* **AIM**
Your answer should be a single number: the count of lines that include the word "page".
## BEGIN EXERCISE DATA
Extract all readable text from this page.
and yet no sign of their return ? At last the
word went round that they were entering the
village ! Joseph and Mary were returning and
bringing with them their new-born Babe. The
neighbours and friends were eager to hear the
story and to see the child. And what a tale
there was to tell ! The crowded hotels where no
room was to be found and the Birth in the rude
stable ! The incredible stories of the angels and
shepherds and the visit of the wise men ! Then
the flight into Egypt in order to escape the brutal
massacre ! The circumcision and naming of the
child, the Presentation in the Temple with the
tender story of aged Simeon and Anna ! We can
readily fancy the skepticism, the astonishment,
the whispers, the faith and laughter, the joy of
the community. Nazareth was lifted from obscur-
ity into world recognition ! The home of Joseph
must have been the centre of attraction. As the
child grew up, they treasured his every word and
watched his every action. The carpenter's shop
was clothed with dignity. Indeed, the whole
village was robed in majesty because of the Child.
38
## END EXERCISE DATA
## BEGIN EXERCISE DATA
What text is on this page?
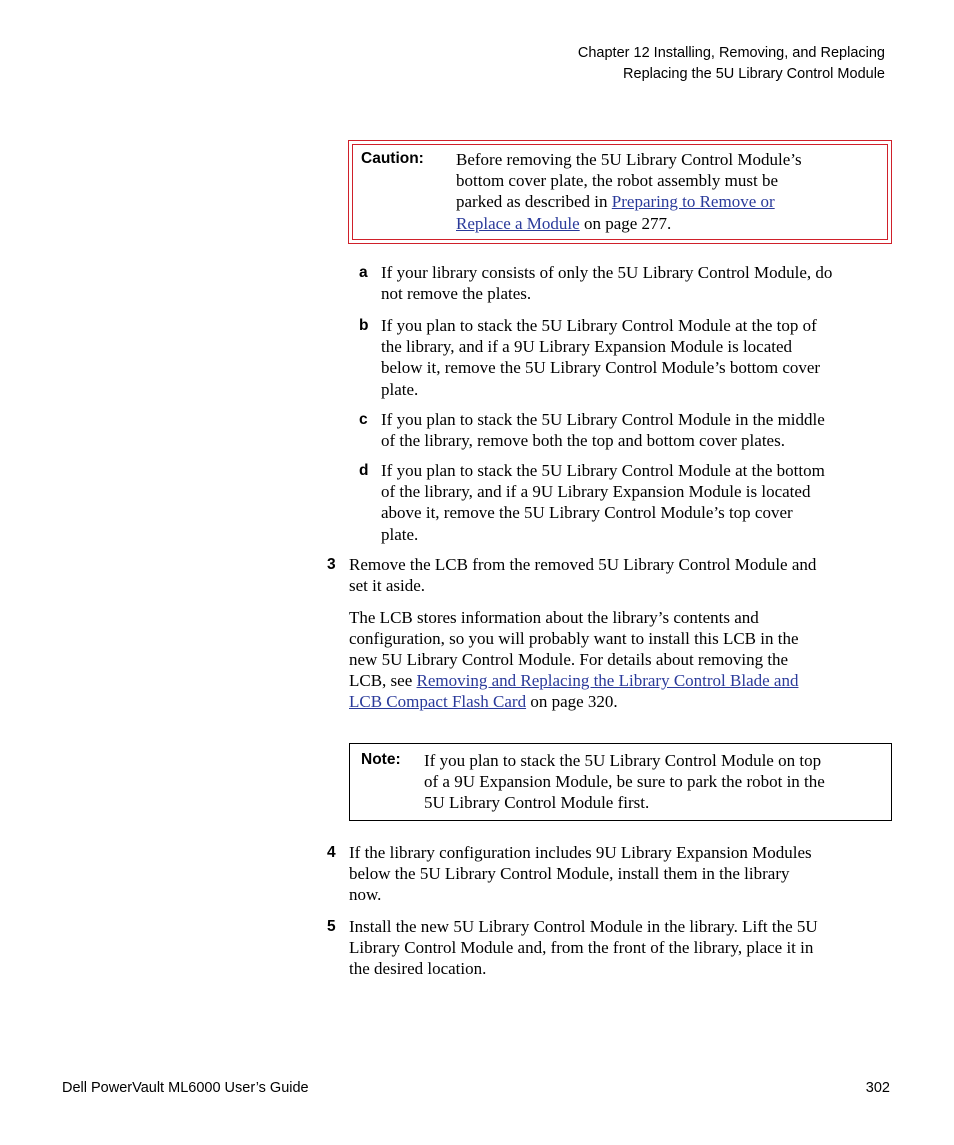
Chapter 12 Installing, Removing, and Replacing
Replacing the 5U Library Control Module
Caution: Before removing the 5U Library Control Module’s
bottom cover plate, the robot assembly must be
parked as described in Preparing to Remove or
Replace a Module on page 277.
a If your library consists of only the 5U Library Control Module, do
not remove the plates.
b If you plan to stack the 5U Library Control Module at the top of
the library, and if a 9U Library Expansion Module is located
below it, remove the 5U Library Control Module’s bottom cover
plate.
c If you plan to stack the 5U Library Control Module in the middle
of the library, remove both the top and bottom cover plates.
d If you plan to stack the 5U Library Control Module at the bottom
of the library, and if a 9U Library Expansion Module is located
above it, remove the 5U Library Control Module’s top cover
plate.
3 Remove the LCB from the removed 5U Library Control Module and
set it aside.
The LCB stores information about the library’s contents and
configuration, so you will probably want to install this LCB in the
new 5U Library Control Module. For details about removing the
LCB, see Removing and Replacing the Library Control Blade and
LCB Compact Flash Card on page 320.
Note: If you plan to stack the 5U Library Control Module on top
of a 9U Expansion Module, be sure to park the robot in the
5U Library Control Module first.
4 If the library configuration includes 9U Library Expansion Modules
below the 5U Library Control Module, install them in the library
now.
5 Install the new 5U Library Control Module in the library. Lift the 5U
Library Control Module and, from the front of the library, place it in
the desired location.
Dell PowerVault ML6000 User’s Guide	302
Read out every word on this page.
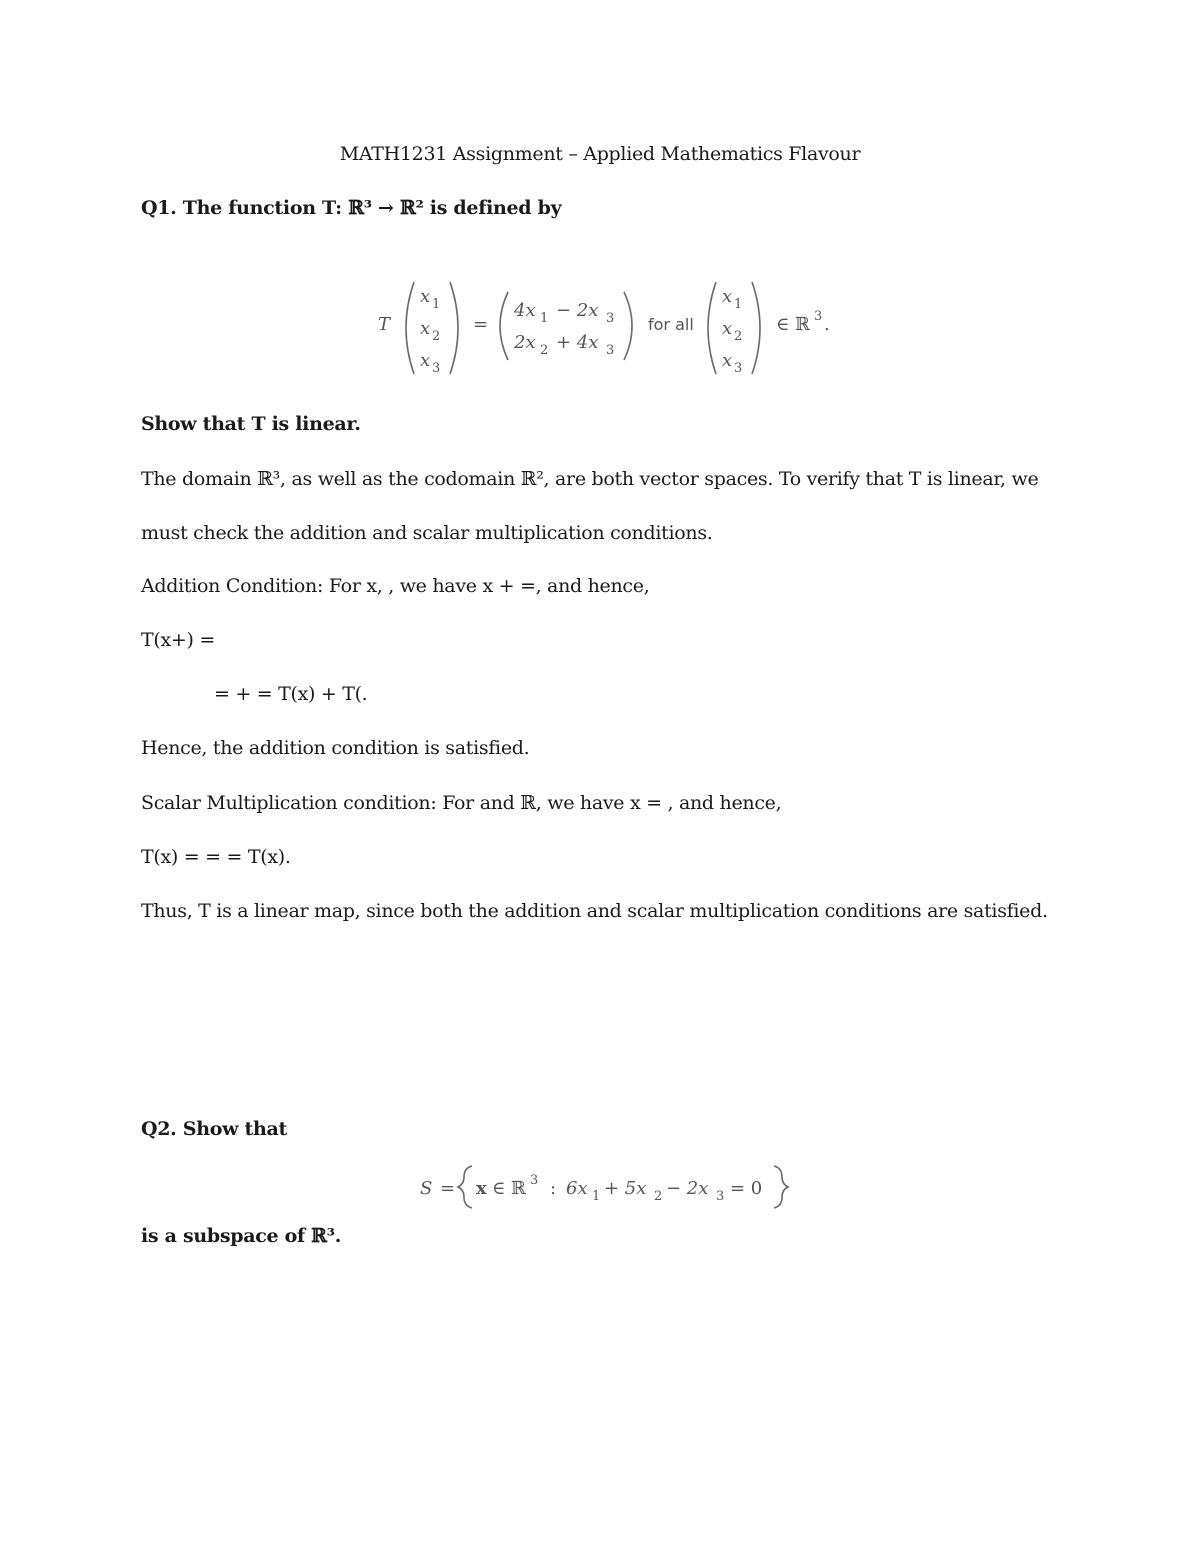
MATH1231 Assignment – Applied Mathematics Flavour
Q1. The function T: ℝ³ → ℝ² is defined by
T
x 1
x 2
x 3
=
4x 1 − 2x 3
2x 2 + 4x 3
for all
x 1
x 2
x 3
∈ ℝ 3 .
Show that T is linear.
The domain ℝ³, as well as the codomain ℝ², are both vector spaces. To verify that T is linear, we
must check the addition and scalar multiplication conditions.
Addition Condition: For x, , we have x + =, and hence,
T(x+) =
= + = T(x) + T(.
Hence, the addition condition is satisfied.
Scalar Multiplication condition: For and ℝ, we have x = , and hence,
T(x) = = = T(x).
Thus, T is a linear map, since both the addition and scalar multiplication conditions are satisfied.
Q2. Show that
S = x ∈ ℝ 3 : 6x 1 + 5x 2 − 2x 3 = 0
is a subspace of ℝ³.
## END EXERCISE DATA
## BEGIN EXERCISE DATA
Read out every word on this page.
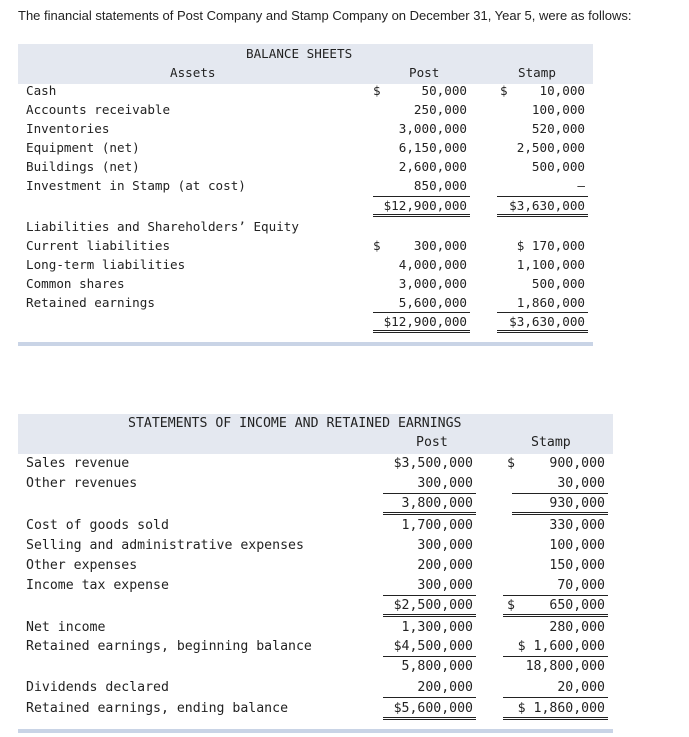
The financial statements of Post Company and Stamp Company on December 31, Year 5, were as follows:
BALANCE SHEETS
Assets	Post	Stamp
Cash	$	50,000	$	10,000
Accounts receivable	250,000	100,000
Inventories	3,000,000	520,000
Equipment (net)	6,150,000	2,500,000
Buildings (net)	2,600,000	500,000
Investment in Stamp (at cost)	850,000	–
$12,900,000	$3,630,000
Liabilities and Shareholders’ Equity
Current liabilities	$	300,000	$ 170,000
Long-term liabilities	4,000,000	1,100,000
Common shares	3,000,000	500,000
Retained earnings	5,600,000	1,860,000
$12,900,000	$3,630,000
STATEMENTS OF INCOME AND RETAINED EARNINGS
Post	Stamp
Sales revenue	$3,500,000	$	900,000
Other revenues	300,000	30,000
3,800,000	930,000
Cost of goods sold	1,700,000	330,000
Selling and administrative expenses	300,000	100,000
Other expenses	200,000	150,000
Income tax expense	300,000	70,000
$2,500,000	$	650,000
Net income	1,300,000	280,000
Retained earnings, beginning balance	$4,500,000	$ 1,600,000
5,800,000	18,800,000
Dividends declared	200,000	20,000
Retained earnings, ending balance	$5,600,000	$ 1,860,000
## END EXERCISE DATA
* **CORRECT RESULT**
6